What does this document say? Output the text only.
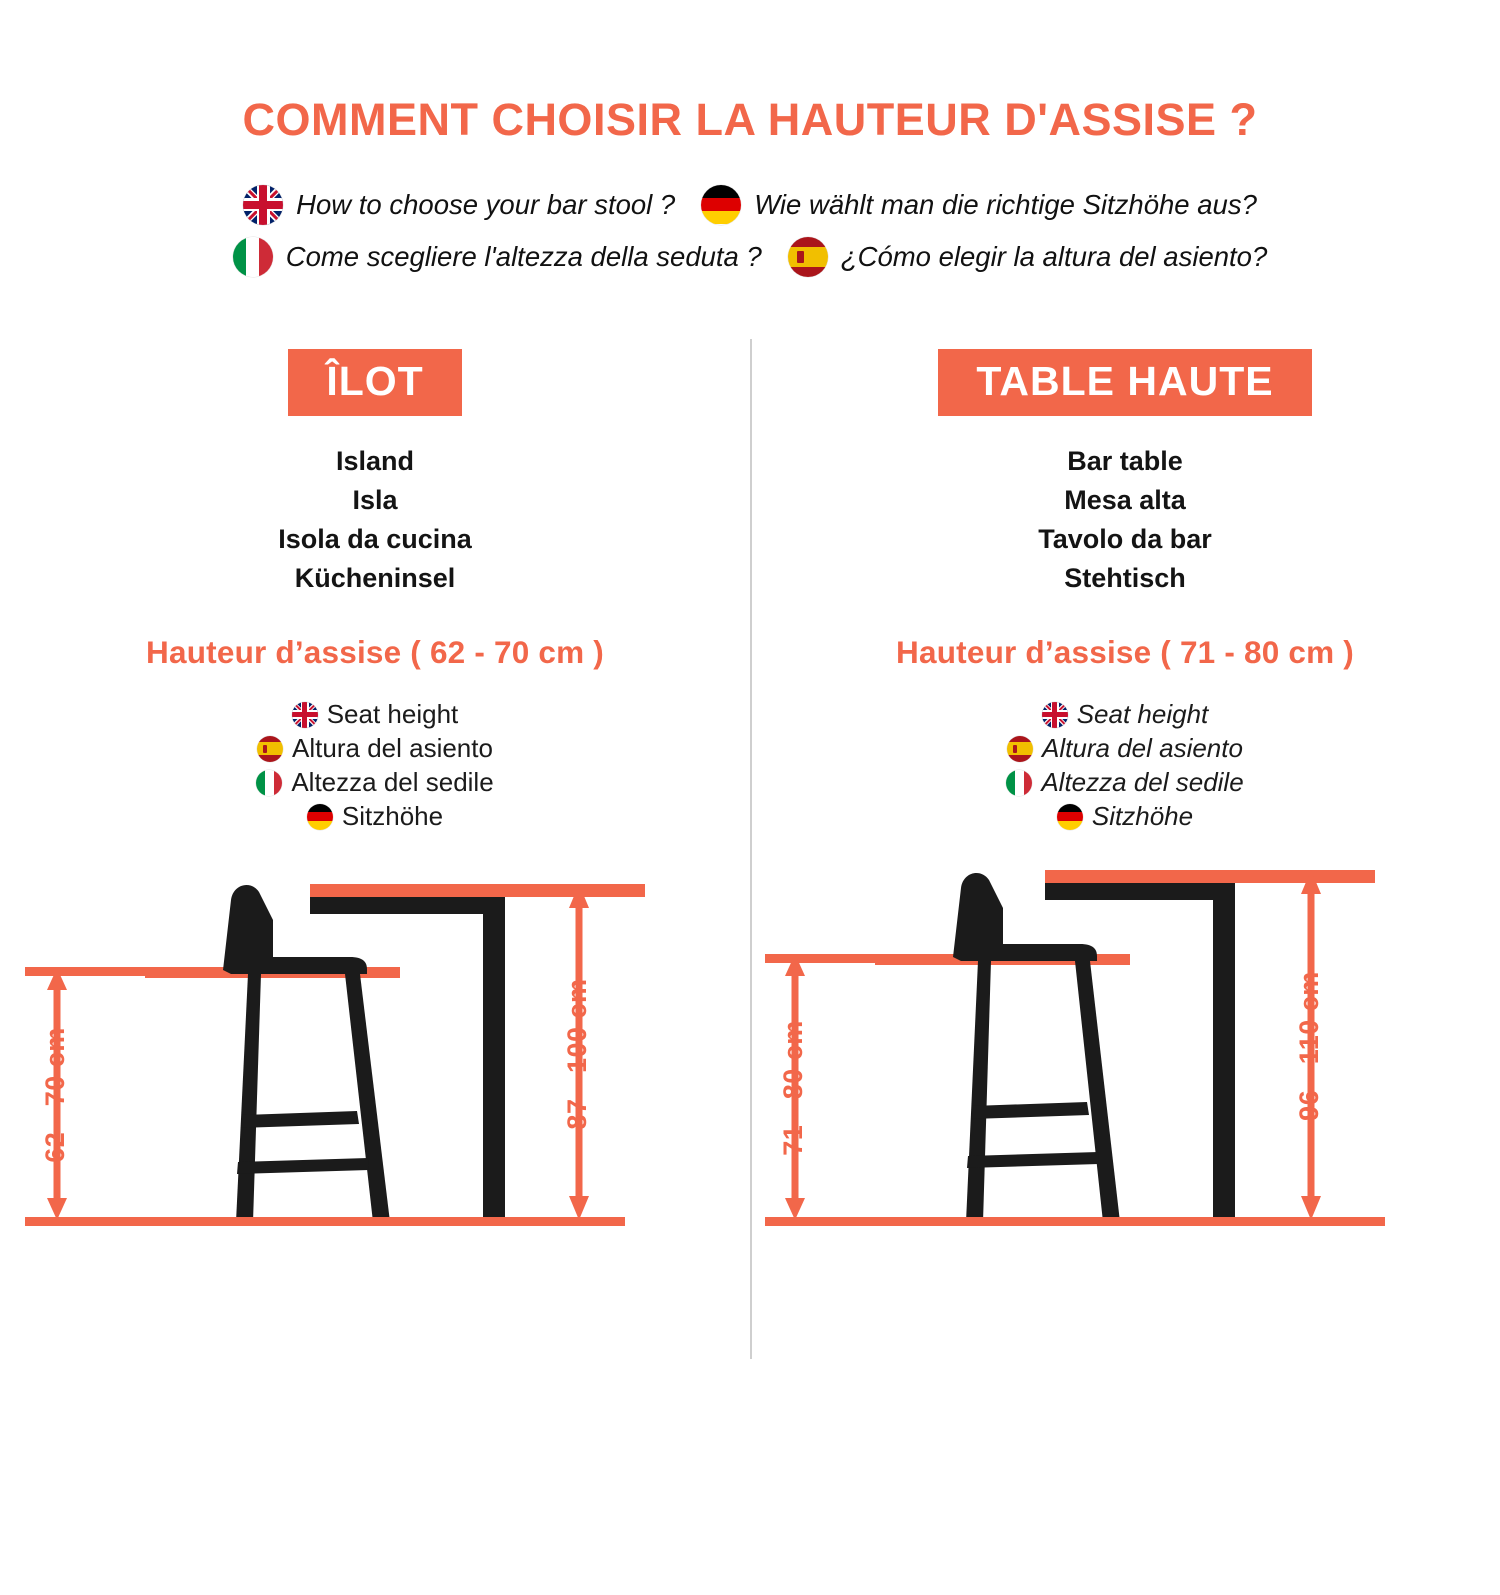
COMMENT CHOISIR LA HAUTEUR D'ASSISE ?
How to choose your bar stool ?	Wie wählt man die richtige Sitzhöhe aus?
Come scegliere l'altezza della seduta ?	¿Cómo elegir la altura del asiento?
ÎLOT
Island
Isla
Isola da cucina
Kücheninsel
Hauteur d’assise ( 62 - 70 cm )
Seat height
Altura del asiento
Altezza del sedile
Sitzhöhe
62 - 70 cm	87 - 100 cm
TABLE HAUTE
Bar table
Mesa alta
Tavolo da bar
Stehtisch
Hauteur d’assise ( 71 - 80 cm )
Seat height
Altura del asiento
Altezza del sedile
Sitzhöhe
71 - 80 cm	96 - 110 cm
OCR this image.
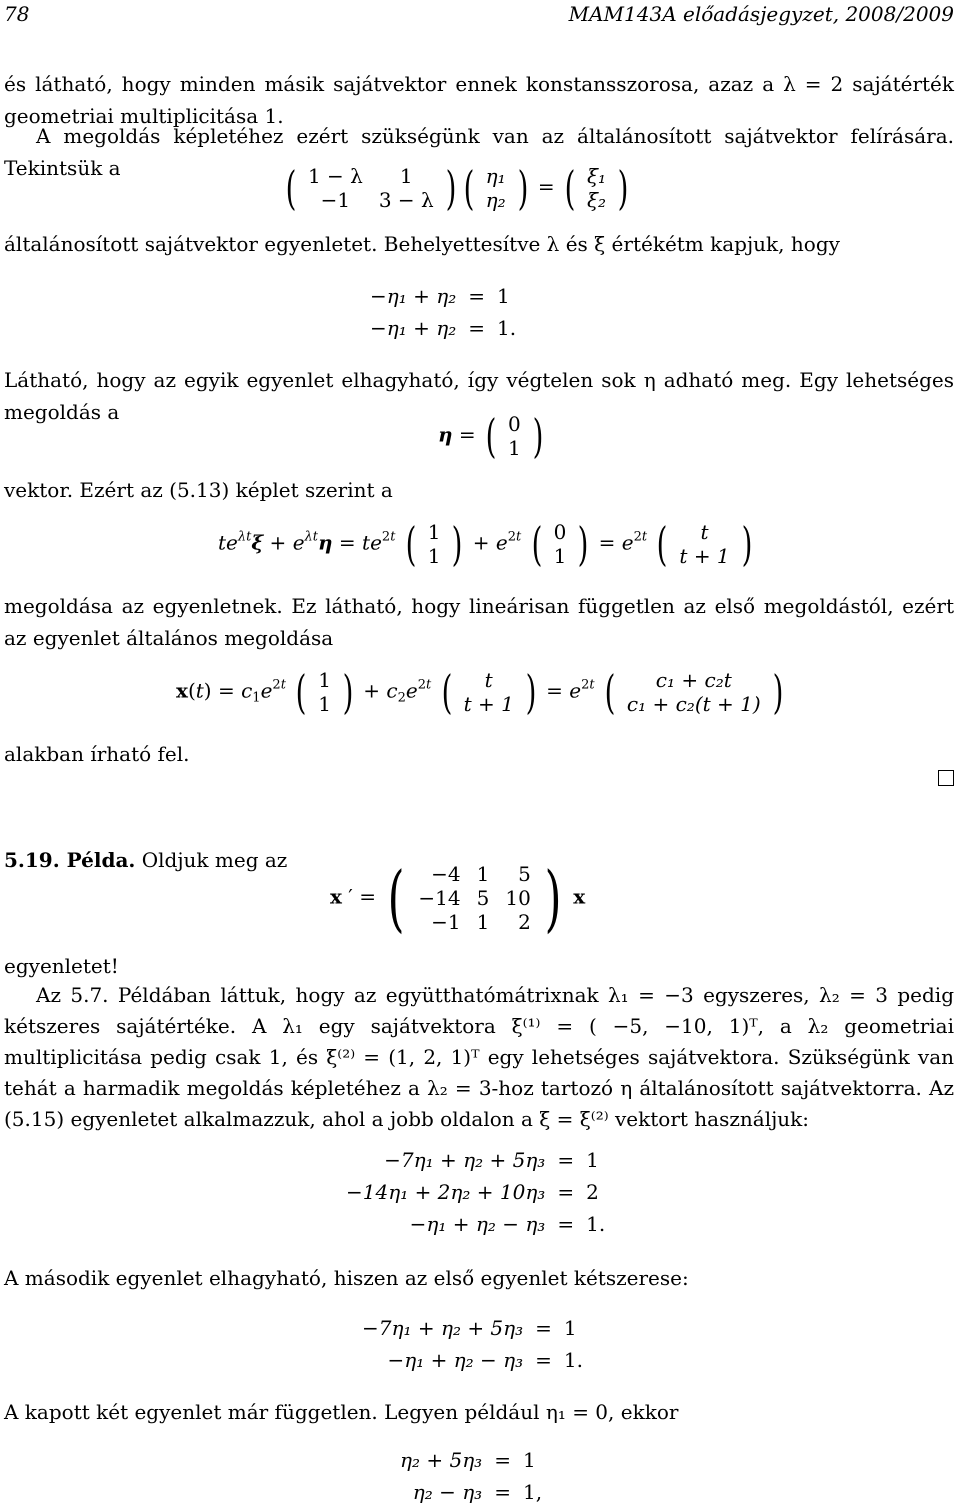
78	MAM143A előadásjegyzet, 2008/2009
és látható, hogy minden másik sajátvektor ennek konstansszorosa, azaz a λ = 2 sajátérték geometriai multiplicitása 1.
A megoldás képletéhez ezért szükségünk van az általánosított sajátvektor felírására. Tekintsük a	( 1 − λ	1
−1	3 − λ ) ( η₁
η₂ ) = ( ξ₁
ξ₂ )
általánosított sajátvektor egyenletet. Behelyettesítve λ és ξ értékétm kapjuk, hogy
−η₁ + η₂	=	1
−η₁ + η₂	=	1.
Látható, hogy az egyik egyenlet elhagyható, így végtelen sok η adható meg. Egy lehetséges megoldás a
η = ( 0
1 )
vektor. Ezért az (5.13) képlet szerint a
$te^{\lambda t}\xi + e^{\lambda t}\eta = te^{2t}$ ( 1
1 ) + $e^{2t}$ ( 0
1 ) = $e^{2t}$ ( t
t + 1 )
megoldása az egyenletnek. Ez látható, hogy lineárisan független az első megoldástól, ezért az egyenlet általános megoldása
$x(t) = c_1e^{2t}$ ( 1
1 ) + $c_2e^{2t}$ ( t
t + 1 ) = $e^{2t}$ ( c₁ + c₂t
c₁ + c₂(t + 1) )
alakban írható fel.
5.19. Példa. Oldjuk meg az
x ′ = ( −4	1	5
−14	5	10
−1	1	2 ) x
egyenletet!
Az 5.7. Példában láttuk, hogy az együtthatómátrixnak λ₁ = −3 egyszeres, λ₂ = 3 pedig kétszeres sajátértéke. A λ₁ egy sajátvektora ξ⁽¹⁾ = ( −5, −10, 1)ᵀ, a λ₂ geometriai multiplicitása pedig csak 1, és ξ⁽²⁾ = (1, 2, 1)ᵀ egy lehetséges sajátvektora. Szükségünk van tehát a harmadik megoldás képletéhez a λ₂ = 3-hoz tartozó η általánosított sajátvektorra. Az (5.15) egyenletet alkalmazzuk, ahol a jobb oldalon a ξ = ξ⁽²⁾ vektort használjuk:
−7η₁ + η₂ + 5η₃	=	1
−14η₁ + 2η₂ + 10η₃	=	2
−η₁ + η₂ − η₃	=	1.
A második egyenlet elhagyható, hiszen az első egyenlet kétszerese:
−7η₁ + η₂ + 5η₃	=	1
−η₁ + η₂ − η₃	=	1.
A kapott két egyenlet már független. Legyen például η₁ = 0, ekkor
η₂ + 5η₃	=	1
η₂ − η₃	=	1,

***

_Work required_: Quote the data above in full, leaving out the pictures it holds.

_Task response_:
What does this document say? Output the text only.
COMMENT CHOISIR LA HAUTEUR D'ASSISE ?
How to choose your bar stool ?	Wie wählt man die richtige Sitzhöhe aus?
Come scegliere l'altezza della seduta ?	¿Cómo elegir la altura del asiento?
ÎLOT
Island
Isla
Isola da cucina
Kücheninsel
Hauteur d’assise ( 62 - 70 cm )
Seat height
Altura del asiento
Altezza del sedile
Sitzhöhe
62 - 70 cm	87 - 100 cm
TABLE HAUTE
Bar table
Mesa alta
Tavolo da bar
Stehtisch
Hauteur d’assise ( 71 - 80 cm )
Seat height
Altura del asiento
Altezza del sedile
Sitzhöhe
71 - 80 cm	96 - 110 cm
OCR this image.
78	MAM143A előadásjegyzet, 2008/2009
és látható, hogy minden másik sajátvektor ennek konstansszorosa, azaz a λ = 2 sajátérték geometriai multiplicitása 1.
A megoldás képletéhez ezért szükségünk van az általánosított sajátvektor felírására. Tekintsük a	( 1 − λ	1
−1	3 − λ ) ( η₁
η₂ ) = ( ξ₁
ξ₂ )
általánosított sajátvektor egyenletet. Behelyettesítve λ és ξ értékétm kapjuk, hogy
−η₁ + η₂	=	1
−η₁ + η₂	=	1.
Látható, hogy az egyik egyenlet elhagyható, így végtelen sok η adható meg. Egy lehetséges megoldás a
η = ( 0
1 )
vektor. Ezért az (5.13) képlet szerint a
$te^{\lambda t}\xi + e^{\lambda t}\eta = te^{2t}$ ( 1
1 ) + $e^{2t}$ ( 0
1 ) = $e^{2t}$ ( t
t + 1 )
megoldása az egyenletnek. Ez látható, hogy lineárisan független az első megoldástól, ezért az egyenlet általános megoldása
$x(t) = c_1e^{2t}$ ( 1
1 ) + $c_2e^{2t}$ ( t
t + 1 ) = $e^{2t}$ ( c₁ + c₂t
c₁ + c₂(t + 1) )
alakban írható fel.
5.19. Példa. Oldjuk meg az
x ′ = ( −4	1	5
−14	5	10
−1	1	2 ) x
egyenletet!
Az 5.7. Példában láttuk, hogy az együtthatómátrixnak λ₁ = −3 egyszeres, λ₂ = 3 pedig kétszeres sajátértéke. A λ₁ egy sajátvektora ξ⁽¹⁾ = ( −5, −10, 1)ᵀ, a λ₂ geometriai multiplicitása pedig csak 1, és ξ⁽²⁾ = (1, 2, 1)ᵀ egy lehetséges sajátvektora. Szükségünk van tehát a harmadik megoldás képletéhez a λ₂ = 3-hoz tartozó η általánosított sajátvektorra. Az (5.15) egyenletet alkalmazzuk, ahol a jobb oldalon a ξ = ξ⁽²⁾ vektort használjuk:
−7η₁ + η₂ + 5η₃	=	1
−14η₁ + 2η₂ + 10η₃	=	2
−η₁ + η₂ − η₃	=	1.
A második egyenlet elhagyható, hiszen az első egyenlet kétszerese:
−7η₁ + η₂ + 5η₃	=	1
−η₁ + η₂ − η₃	=	1.
A kapott két egyenlet már független. Legyen például η₁ = 0, ekkor
η₂ + 5η₃	=	1
η₂ − η₃	=	1,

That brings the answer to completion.